BRIEF
Locate each line below that includes "режим" and reproduce it.

---------- STORED DATA ----------

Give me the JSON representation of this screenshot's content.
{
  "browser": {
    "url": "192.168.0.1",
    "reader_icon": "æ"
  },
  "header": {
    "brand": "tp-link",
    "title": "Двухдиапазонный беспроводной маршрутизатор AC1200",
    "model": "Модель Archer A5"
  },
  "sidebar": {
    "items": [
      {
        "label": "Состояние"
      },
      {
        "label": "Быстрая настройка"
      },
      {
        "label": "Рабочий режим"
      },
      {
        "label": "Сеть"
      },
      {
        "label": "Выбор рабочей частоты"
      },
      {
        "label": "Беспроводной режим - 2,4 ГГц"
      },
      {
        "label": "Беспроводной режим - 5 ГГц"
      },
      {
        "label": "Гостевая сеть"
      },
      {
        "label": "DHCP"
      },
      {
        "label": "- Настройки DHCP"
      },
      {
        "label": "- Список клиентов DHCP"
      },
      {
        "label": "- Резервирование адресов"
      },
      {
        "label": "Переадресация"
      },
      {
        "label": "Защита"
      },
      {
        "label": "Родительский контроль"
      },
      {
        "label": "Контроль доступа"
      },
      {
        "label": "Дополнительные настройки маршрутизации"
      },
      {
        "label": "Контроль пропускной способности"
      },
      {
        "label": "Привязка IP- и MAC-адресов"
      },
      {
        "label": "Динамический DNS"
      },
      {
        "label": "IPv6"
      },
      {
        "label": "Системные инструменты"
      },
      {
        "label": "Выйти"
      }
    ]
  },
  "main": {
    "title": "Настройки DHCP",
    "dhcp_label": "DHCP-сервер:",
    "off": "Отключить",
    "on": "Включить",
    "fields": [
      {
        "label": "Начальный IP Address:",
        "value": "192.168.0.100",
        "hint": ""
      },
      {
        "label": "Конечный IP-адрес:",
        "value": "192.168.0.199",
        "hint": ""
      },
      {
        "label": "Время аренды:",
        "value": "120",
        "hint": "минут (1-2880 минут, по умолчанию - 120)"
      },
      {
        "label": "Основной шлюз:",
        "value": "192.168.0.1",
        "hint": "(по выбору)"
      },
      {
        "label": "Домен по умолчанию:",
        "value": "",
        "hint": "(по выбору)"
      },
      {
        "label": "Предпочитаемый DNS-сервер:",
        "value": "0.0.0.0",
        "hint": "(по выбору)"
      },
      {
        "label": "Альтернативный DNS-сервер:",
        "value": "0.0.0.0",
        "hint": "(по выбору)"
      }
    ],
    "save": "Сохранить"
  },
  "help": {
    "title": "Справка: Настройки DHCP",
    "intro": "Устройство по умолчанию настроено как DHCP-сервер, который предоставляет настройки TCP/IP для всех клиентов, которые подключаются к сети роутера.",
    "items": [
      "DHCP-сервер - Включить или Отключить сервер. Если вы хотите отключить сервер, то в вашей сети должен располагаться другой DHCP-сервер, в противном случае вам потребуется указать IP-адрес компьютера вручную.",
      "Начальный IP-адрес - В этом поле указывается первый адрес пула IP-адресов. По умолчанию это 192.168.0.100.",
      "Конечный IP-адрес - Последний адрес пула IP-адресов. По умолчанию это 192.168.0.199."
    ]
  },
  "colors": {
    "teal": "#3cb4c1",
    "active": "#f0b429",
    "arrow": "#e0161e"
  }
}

----------
---------- STORED DATA ----------

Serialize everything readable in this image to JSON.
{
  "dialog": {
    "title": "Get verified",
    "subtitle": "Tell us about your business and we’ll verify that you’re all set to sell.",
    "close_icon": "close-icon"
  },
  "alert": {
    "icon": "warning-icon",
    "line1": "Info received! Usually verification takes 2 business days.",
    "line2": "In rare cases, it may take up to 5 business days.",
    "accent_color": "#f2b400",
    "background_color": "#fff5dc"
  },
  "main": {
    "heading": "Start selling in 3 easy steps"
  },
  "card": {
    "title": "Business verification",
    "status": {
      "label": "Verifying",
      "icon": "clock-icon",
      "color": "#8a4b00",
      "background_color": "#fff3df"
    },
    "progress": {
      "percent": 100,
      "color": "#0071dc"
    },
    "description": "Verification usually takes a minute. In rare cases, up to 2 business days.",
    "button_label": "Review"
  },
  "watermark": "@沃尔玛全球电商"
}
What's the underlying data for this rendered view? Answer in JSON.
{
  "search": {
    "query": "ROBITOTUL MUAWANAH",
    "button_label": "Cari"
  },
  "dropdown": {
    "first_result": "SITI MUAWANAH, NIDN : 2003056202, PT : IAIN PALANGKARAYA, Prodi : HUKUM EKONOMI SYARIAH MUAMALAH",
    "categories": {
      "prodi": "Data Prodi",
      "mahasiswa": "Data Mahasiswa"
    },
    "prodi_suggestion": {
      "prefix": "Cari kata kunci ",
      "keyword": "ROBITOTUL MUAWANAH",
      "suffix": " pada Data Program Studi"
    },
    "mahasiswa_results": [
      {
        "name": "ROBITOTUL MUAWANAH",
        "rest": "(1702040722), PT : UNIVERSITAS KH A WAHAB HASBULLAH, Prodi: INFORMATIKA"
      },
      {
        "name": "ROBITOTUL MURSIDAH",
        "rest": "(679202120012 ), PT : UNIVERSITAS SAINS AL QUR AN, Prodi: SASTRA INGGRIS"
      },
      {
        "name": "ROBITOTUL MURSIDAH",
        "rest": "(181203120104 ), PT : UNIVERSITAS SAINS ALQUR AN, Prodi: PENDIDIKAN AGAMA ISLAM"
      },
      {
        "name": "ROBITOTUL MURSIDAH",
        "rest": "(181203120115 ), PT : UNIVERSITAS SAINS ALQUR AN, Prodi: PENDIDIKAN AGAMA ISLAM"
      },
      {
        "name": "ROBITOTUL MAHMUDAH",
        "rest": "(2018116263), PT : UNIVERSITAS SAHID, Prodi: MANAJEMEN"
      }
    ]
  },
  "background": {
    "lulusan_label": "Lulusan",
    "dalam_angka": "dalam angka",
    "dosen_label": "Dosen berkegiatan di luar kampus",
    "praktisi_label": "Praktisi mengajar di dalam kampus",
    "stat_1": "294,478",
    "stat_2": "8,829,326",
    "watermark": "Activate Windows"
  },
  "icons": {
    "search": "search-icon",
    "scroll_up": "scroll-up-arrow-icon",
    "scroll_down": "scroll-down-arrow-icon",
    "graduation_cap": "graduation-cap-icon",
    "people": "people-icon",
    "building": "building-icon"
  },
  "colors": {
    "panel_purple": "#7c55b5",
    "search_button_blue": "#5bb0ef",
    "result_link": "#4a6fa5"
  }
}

----------

EXPECTED ANSWER
        "label": "Рабочий режим"
        "label": "Беспроводной режим - 2,4 ГГц"
        "label": "Беспроводной режим - 5 ГГц"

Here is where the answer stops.